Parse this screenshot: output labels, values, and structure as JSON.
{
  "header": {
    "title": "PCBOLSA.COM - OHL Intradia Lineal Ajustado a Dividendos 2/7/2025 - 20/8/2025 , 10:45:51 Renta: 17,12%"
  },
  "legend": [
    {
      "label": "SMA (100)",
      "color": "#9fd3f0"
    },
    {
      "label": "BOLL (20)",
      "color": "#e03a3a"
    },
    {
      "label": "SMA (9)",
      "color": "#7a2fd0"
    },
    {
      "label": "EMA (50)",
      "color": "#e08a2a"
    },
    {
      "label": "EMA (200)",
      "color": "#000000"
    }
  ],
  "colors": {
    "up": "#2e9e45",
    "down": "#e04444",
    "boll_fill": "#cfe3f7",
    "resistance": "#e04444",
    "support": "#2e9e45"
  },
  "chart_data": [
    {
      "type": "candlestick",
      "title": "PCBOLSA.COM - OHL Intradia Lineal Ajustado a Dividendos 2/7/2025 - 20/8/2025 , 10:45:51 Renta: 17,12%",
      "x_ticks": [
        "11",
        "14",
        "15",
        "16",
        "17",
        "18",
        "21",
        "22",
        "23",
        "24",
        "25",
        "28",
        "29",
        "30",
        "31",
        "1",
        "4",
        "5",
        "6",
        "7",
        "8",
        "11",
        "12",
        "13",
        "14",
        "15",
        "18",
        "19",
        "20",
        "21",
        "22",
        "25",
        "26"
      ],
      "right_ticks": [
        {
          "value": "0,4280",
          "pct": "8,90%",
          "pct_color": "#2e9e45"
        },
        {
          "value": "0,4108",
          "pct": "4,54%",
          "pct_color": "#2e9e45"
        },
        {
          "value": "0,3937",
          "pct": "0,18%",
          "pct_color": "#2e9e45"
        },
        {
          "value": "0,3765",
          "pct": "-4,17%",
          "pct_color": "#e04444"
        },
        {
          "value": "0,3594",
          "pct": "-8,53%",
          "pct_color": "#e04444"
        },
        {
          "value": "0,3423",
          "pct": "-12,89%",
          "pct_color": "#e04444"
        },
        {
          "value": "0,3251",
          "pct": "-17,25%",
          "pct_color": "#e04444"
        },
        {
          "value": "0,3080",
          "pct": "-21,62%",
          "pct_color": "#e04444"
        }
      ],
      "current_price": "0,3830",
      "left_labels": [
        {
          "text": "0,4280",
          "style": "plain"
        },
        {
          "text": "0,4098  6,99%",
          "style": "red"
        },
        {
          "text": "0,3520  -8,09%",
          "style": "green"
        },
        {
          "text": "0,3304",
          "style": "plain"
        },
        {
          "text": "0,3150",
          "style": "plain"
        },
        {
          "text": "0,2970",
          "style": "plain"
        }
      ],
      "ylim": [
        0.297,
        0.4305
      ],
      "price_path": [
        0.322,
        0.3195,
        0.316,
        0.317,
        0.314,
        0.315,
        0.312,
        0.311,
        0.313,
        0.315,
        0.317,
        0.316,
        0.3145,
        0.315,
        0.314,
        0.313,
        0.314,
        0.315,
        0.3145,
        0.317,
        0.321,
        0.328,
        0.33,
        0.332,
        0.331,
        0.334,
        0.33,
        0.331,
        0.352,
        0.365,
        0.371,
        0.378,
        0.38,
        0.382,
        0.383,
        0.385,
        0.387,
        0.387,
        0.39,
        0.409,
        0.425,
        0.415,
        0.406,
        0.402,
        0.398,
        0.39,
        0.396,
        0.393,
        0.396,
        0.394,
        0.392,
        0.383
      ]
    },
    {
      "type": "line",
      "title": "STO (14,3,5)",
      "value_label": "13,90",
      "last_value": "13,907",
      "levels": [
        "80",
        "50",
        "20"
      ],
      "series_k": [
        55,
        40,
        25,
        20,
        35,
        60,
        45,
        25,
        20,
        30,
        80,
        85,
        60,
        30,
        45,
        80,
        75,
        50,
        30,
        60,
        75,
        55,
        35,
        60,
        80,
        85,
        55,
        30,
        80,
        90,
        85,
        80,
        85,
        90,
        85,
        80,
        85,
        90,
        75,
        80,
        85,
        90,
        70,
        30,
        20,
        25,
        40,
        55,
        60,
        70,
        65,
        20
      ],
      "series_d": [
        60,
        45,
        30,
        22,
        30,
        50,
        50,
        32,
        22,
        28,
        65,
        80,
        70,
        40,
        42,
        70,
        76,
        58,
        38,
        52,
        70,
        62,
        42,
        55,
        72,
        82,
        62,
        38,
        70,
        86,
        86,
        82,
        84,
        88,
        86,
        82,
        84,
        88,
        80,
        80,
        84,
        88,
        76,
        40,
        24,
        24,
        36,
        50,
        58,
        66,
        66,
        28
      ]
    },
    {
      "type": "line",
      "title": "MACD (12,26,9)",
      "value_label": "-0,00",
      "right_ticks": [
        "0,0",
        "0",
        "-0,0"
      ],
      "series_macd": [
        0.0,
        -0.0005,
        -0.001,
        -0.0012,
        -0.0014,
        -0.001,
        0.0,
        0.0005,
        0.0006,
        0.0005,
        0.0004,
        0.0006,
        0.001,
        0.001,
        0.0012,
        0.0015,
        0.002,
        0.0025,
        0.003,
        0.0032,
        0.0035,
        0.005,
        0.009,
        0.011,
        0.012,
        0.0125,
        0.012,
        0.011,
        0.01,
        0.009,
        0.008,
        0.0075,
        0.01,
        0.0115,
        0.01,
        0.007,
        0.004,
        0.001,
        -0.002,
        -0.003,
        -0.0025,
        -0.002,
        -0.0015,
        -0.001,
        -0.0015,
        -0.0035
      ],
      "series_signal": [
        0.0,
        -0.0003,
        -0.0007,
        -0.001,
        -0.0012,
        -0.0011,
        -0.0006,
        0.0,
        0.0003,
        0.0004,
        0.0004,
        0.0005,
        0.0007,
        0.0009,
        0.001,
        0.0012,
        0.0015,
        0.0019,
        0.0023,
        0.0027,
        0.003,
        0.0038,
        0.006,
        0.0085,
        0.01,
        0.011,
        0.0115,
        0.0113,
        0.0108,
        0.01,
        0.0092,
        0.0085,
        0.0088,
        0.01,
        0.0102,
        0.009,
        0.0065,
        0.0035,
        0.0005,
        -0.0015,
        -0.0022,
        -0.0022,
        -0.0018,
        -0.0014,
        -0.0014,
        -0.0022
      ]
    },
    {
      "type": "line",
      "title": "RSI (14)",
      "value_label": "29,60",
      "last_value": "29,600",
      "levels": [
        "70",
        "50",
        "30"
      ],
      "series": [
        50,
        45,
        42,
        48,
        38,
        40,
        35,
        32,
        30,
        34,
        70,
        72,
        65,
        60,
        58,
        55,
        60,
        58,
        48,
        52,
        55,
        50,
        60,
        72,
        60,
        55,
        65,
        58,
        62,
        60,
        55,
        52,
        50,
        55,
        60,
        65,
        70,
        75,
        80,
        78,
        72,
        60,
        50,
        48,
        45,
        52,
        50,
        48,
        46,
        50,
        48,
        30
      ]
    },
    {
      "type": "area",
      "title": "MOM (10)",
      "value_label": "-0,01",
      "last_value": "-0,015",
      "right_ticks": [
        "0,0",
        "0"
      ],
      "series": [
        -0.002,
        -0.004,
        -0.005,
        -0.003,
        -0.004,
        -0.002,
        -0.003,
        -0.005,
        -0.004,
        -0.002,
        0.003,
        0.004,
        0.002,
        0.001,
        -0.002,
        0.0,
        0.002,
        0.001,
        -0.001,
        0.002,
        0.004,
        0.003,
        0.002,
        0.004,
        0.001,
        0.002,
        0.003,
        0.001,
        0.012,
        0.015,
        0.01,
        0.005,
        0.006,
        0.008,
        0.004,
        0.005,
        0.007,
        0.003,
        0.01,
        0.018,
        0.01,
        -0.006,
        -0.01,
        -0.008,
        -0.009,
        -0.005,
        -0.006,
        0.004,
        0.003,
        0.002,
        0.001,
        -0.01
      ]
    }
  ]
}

Written request: Pick every line with "Intradia" in it and copy it.

Problem solution:
    "title": "PCBOLSA.COM - OHL Intradia Lineal Ajustado a Dividendos 2/7/2025 - 20/8/2025 , 10:45:51 Renta: 17,12%"
      "title": "PCBOLSA.COM - OHL Intradia Lineal Ajustado a Dividendos 2/7/2025 - 20/8/2025 , 10:45:51 Renta: 17,12%",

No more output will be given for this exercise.